* **PROBLEM**: Find every line in the records below that holds the word "JSON", and copy each one.

* **DATA SUPPLIED**:
++++++++
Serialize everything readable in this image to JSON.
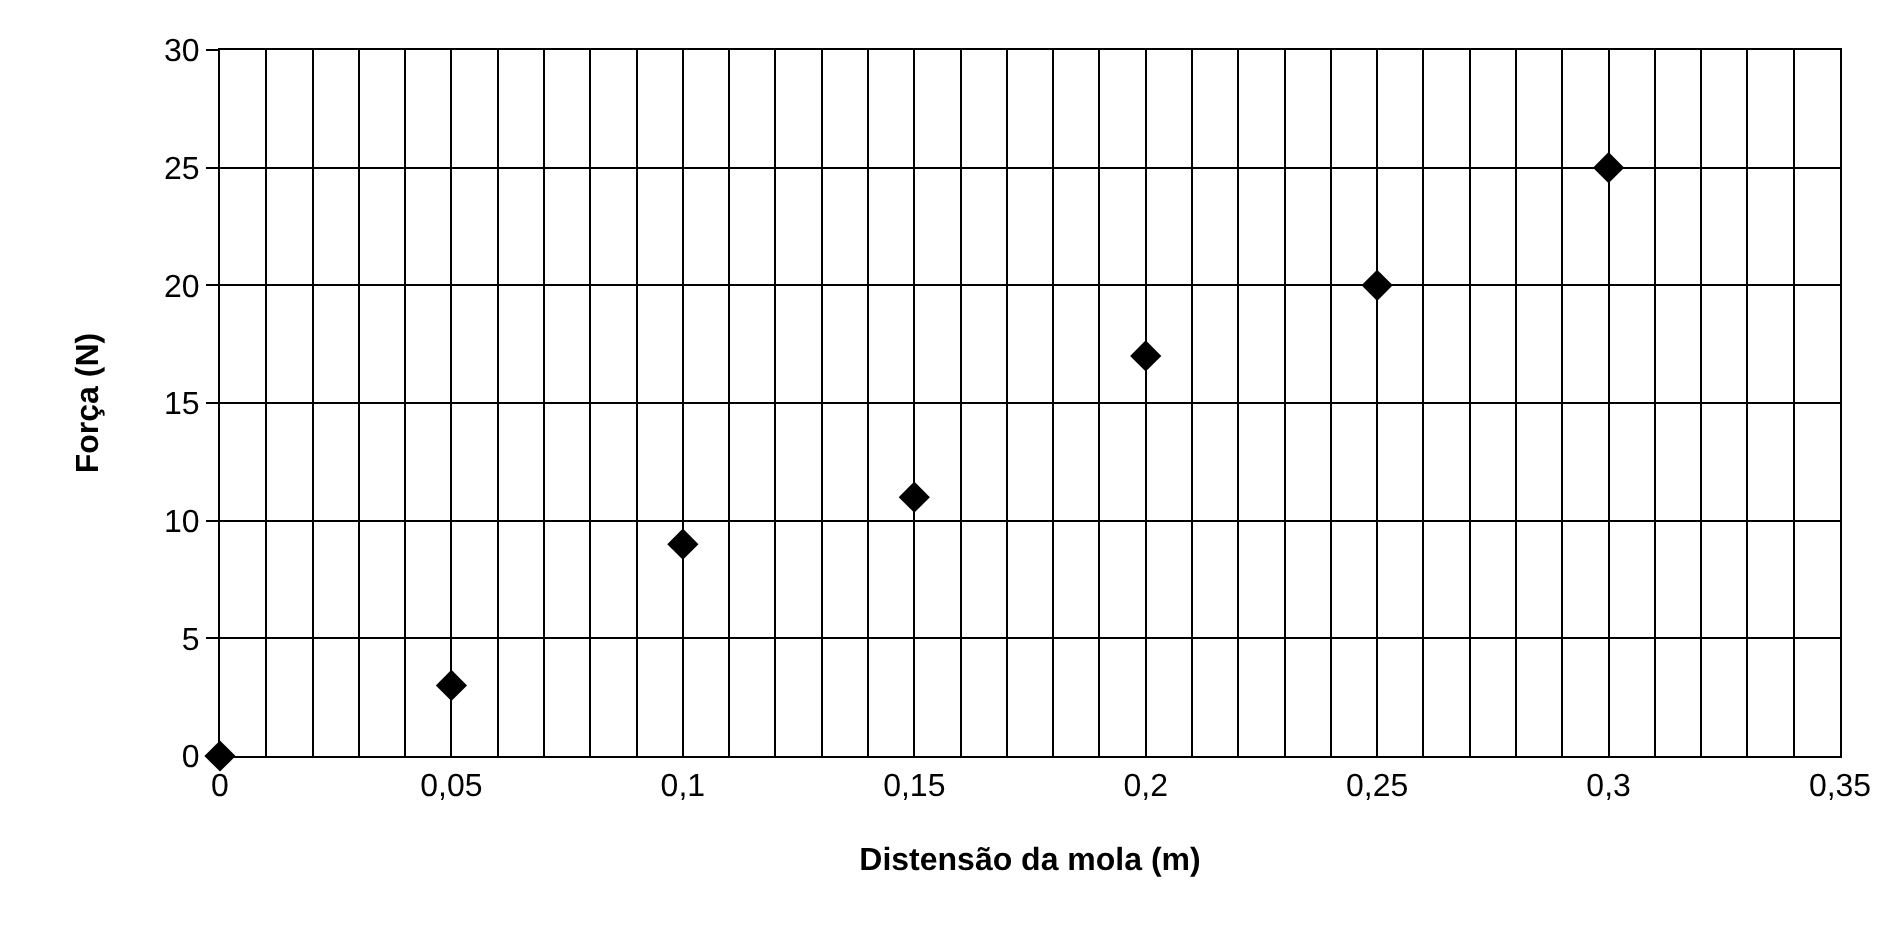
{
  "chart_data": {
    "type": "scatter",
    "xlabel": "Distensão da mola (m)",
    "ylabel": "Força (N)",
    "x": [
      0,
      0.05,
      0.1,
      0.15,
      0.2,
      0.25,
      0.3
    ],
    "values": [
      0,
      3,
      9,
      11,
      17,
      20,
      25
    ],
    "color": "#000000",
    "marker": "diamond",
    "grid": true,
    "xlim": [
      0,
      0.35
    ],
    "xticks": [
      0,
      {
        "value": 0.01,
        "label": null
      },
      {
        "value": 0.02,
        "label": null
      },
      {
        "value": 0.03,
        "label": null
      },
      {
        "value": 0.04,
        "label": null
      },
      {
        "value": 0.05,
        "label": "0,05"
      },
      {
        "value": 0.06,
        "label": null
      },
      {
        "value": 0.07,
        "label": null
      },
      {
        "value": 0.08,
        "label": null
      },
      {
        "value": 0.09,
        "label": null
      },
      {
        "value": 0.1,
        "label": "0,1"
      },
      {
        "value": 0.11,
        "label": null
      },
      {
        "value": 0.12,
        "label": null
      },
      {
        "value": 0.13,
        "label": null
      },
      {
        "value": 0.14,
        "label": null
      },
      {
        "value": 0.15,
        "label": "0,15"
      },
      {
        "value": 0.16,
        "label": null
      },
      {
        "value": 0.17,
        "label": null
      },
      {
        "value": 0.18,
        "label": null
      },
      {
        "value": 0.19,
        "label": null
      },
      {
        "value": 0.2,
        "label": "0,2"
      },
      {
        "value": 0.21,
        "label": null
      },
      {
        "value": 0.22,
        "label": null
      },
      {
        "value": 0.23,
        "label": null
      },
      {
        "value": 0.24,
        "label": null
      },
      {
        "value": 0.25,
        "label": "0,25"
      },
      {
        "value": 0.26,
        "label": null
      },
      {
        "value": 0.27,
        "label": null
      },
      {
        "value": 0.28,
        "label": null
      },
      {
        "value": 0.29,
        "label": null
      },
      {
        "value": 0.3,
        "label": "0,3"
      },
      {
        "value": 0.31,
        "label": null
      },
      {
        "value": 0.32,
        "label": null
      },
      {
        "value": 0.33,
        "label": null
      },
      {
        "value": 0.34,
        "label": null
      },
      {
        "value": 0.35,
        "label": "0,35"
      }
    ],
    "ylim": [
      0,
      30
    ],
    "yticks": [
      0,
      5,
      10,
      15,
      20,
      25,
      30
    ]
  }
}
++++++++
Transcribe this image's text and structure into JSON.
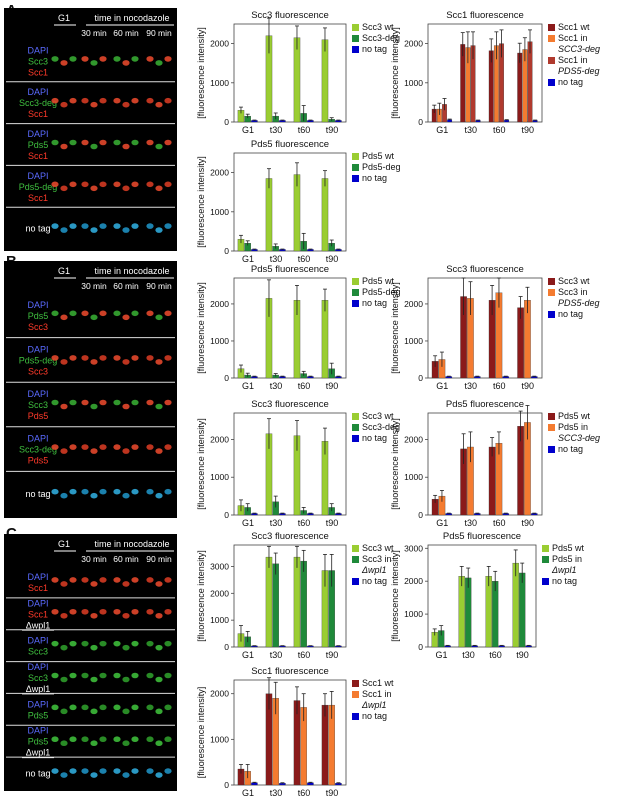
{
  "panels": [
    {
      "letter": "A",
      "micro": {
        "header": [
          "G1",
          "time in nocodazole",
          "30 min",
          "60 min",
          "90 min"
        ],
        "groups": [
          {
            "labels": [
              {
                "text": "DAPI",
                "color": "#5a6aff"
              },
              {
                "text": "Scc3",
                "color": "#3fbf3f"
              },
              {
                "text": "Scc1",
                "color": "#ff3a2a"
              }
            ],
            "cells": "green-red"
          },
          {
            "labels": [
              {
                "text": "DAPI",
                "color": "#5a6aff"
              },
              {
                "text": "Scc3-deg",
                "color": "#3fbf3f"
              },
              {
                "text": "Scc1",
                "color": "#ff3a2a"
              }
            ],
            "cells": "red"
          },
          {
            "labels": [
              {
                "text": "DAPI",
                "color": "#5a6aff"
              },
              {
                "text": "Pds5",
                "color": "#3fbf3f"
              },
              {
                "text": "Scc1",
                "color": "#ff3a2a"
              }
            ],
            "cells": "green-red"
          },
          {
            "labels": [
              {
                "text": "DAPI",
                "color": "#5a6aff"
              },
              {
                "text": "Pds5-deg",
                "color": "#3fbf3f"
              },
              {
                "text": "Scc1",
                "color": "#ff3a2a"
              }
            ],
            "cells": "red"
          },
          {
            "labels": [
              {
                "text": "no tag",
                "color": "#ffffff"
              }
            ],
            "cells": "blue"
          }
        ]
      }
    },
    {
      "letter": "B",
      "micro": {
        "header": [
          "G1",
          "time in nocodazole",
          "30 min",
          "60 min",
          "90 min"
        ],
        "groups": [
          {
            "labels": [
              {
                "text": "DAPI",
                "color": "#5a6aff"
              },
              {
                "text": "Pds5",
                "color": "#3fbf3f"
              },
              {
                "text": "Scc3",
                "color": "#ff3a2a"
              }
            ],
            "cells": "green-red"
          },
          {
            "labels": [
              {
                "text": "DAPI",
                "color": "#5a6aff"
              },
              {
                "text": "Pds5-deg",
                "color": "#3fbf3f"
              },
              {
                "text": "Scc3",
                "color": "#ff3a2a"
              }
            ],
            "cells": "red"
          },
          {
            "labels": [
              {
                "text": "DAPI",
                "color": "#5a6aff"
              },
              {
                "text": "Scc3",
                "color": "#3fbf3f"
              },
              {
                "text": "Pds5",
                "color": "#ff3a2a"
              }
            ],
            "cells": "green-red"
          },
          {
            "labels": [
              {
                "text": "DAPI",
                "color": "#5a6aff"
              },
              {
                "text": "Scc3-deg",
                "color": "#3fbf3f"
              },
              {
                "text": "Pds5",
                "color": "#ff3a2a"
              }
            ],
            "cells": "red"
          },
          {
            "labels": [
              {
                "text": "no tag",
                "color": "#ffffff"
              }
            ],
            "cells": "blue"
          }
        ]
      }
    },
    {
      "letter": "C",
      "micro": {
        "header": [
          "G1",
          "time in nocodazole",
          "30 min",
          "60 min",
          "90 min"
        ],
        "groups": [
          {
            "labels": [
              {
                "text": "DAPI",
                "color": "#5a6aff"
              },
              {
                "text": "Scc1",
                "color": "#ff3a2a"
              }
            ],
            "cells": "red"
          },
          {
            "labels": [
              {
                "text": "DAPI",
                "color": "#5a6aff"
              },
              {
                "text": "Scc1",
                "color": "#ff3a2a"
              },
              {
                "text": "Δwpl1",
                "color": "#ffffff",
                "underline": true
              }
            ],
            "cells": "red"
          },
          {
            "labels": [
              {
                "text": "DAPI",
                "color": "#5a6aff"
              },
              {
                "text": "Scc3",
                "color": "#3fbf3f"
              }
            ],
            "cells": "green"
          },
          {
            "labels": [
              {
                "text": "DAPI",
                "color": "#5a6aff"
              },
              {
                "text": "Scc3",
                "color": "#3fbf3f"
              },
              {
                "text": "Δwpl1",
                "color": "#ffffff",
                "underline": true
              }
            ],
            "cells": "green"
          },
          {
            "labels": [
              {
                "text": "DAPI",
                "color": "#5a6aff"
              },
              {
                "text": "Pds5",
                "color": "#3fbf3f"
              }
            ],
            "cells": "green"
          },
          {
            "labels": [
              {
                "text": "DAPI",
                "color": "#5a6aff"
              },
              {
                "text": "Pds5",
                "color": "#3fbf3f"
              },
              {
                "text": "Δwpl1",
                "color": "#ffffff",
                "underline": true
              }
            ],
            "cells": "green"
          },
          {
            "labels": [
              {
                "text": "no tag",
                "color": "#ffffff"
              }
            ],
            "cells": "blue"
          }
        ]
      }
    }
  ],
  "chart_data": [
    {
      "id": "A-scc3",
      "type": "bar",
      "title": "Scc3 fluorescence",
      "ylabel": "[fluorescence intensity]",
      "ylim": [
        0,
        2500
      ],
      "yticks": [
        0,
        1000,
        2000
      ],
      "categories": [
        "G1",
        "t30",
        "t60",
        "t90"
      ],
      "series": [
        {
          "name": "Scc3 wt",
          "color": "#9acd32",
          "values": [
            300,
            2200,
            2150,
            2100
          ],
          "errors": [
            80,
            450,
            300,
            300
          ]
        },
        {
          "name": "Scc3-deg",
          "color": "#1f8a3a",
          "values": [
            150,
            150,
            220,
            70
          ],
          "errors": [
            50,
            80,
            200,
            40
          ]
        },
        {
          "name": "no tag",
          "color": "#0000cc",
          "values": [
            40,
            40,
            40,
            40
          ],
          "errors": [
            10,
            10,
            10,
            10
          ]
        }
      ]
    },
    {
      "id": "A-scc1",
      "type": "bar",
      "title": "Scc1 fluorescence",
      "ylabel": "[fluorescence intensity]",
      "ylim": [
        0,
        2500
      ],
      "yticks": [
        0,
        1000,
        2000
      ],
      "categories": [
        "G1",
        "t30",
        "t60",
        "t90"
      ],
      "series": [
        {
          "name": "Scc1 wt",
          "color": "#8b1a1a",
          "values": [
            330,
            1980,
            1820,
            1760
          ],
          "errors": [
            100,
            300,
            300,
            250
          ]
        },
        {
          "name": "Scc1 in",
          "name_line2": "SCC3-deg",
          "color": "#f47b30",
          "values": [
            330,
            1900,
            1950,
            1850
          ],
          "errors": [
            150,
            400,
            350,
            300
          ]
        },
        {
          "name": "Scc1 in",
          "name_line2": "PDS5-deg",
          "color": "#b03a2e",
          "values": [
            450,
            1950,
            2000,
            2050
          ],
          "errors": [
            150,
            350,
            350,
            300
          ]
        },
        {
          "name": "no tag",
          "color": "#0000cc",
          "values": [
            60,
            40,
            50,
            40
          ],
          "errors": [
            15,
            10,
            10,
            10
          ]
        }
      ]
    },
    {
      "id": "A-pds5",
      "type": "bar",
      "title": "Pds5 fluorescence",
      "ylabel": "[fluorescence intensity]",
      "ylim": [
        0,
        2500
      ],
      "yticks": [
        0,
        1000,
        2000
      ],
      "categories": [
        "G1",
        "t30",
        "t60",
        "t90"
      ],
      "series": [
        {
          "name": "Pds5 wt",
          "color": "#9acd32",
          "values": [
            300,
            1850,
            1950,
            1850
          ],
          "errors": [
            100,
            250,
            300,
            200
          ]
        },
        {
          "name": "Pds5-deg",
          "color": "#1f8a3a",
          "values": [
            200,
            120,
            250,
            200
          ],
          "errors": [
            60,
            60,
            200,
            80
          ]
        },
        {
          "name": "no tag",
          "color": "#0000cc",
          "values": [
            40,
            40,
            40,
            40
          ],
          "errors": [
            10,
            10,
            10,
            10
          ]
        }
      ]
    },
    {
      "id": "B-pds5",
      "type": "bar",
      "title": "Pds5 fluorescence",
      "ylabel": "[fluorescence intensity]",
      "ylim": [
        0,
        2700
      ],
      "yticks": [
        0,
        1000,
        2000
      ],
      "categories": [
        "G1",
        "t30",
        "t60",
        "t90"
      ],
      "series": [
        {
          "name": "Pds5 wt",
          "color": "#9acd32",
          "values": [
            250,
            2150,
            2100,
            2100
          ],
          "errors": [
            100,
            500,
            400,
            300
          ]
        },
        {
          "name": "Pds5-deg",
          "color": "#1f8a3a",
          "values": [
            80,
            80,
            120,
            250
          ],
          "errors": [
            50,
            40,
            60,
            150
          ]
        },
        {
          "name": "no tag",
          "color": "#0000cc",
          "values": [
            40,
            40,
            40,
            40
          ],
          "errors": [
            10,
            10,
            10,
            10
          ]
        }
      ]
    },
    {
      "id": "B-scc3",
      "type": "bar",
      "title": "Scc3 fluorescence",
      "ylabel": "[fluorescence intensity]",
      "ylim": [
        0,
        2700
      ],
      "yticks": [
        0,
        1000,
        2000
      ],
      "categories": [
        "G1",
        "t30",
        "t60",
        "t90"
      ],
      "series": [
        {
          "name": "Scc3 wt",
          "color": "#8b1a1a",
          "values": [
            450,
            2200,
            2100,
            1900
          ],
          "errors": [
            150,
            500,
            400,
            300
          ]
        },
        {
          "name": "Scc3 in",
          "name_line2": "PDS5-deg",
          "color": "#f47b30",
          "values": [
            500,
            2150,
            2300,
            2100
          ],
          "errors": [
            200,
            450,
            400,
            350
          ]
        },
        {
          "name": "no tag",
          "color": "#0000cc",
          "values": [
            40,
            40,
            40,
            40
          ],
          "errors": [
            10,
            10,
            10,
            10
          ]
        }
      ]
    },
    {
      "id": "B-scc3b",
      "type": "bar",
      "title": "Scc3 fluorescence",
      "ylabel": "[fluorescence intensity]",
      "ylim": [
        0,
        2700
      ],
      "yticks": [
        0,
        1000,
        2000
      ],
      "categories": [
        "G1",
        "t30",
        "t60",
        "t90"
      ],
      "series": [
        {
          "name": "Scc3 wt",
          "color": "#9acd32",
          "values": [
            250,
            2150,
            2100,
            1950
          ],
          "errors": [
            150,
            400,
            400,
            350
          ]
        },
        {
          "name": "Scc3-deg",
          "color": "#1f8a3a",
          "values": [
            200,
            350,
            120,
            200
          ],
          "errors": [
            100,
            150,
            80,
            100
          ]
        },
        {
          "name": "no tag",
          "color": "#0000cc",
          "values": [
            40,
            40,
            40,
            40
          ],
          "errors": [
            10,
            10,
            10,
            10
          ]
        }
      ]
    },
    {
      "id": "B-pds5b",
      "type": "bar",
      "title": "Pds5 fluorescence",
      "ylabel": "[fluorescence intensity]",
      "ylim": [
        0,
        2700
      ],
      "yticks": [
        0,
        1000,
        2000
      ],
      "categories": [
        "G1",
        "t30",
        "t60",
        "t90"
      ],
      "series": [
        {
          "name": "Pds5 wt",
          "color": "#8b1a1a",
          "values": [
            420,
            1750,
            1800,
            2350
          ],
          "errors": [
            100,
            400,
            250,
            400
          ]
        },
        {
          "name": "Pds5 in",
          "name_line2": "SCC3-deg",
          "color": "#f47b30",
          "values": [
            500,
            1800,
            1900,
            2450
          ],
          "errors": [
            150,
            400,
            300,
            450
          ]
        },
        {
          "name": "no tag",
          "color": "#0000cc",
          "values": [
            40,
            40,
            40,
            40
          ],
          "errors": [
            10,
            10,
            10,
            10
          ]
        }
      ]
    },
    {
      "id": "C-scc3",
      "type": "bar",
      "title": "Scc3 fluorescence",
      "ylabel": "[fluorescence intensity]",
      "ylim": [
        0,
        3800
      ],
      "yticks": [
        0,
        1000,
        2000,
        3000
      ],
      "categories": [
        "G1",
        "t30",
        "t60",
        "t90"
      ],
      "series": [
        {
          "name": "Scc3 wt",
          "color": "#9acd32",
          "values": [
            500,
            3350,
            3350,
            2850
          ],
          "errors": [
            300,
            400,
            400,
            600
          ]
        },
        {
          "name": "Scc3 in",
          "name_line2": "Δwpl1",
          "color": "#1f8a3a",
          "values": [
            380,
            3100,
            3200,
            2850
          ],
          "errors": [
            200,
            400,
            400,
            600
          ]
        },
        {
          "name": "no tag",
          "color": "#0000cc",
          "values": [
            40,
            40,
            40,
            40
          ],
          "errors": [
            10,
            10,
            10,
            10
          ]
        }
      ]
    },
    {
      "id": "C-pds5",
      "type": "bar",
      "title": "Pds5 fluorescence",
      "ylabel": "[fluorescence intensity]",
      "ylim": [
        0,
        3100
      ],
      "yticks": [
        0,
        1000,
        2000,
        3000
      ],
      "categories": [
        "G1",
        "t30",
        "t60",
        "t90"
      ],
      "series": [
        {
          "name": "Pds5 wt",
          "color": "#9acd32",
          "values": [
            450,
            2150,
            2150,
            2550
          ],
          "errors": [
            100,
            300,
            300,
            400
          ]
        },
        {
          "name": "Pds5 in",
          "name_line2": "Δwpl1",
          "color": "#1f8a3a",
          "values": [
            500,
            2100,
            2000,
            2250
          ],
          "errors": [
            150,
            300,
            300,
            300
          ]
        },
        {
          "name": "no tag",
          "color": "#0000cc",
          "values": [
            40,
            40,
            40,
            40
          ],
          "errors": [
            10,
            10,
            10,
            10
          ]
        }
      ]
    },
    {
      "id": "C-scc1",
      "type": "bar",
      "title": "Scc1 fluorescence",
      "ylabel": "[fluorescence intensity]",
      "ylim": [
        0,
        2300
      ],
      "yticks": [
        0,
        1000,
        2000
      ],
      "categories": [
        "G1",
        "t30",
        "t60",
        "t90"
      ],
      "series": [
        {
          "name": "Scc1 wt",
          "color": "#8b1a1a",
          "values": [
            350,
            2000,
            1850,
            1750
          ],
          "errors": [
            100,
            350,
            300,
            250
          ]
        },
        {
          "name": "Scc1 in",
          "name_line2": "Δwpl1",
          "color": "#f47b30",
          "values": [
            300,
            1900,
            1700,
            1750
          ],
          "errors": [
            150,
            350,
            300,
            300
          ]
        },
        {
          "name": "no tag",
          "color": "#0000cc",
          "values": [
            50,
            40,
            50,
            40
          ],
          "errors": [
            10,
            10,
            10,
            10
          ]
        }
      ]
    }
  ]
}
++++++++
* **ANSWER TO THIS EXERCISE**:
Serialize everything readable in this image to JSON.
Transcribe this image's text and structure into JSON.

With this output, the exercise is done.